## Action item
Each line holding the string "contacten" is to be copied from the data.

## Data excerpts
- Opening Delimiter -
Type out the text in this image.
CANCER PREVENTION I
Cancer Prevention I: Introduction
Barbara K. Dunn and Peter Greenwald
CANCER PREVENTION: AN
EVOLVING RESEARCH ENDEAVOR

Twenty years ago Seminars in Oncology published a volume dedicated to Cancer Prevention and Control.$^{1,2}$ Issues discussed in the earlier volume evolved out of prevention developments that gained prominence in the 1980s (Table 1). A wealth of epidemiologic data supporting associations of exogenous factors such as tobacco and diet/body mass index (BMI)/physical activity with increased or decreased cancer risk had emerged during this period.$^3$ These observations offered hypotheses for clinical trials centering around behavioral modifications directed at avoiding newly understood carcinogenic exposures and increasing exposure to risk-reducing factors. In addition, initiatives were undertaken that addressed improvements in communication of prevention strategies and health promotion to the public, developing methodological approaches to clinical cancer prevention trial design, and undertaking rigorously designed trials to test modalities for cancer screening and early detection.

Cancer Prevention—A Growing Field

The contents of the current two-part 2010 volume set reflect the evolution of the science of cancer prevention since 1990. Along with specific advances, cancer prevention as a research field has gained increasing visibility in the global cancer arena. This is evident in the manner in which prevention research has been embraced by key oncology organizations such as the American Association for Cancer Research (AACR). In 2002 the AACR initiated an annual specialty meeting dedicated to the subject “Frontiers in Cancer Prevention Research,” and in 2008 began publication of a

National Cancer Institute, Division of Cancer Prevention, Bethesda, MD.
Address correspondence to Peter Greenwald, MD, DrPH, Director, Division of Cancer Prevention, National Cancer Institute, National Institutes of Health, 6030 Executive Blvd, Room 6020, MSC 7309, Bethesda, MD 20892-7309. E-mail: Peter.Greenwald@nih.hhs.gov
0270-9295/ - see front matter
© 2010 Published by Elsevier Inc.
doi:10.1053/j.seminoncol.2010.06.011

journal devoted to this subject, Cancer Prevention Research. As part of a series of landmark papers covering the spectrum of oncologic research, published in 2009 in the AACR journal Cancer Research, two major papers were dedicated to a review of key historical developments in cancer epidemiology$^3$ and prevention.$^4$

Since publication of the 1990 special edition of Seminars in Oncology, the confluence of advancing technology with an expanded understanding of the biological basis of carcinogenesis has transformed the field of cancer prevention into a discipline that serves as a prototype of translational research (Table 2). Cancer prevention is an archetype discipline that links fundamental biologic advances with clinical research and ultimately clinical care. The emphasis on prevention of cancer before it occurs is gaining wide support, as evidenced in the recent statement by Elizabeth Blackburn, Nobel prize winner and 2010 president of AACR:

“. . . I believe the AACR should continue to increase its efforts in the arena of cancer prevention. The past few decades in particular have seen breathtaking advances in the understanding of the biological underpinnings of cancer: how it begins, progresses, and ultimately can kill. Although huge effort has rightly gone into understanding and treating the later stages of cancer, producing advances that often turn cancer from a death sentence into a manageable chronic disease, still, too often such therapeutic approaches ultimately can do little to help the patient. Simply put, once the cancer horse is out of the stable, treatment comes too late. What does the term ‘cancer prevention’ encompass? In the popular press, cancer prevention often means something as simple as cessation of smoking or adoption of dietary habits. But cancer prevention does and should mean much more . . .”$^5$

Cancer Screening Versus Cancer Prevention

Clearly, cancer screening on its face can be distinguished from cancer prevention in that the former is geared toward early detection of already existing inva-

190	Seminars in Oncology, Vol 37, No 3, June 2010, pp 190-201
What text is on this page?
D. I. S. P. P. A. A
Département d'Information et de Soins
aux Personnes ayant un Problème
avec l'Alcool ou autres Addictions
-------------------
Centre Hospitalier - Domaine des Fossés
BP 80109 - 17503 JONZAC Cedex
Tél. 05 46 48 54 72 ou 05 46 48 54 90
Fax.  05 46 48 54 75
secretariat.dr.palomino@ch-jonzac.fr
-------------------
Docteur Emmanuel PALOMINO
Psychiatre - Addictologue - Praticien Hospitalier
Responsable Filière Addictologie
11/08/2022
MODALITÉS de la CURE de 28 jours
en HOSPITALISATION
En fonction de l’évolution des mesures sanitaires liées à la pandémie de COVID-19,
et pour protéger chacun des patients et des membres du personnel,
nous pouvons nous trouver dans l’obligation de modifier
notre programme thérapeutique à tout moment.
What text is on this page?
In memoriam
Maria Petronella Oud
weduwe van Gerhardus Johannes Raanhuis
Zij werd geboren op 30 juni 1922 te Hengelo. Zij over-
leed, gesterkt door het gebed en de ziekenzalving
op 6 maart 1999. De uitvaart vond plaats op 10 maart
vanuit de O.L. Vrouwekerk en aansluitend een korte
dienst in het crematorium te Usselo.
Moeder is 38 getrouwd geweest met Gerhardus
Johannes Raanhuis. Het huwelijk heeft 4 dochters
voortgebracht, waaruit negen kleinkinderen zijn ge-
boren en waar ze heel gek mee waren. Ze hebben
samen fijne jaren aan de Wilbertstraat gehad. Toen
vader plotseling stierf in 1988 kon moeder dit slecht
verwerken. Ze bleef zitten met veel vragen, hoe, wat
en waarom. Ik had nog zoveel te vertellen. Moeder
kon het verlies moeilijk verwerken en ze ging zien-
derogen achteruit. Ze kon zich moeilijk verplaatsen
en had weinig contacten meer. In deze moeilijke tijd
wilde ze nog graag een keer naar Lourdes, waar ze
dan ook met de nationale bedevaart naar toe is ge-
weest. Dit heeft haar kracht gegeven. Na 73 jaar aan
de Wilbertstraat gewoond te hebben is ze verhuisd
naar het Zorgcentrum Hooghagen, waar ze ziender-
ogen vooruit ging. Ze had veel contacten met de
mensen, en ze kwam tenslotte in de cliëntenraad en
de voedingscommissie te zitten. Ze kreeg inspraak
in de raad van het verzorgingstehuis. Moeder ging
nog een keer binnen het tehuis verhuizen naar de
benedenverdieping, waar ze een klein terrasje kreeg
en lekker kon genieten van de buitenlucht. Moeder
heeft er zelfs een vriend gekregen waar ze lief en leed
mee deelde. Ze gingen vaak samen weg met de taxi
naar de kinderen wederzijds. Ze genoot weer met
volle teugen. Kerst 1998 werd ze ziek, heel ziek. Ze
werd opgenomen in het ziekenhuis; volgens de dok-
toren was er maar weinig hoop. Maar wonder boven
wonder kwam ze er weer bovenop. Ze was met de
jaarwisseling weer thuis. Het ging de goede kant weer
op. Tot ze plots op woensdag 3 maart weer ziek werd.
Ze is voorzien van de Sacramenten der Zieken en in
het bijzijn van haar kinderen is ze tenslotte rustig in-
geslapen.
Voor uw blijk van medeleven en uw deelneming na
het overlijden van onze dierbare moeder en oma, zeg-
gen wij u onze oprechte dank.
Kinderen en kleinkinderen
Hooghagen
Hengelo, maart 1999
- Closing Delimiter -
## Answer to this problem
en had weinig contacten meer. In deze moeilijke tijd
ogen vooruit ging. Ze had veel contacten met de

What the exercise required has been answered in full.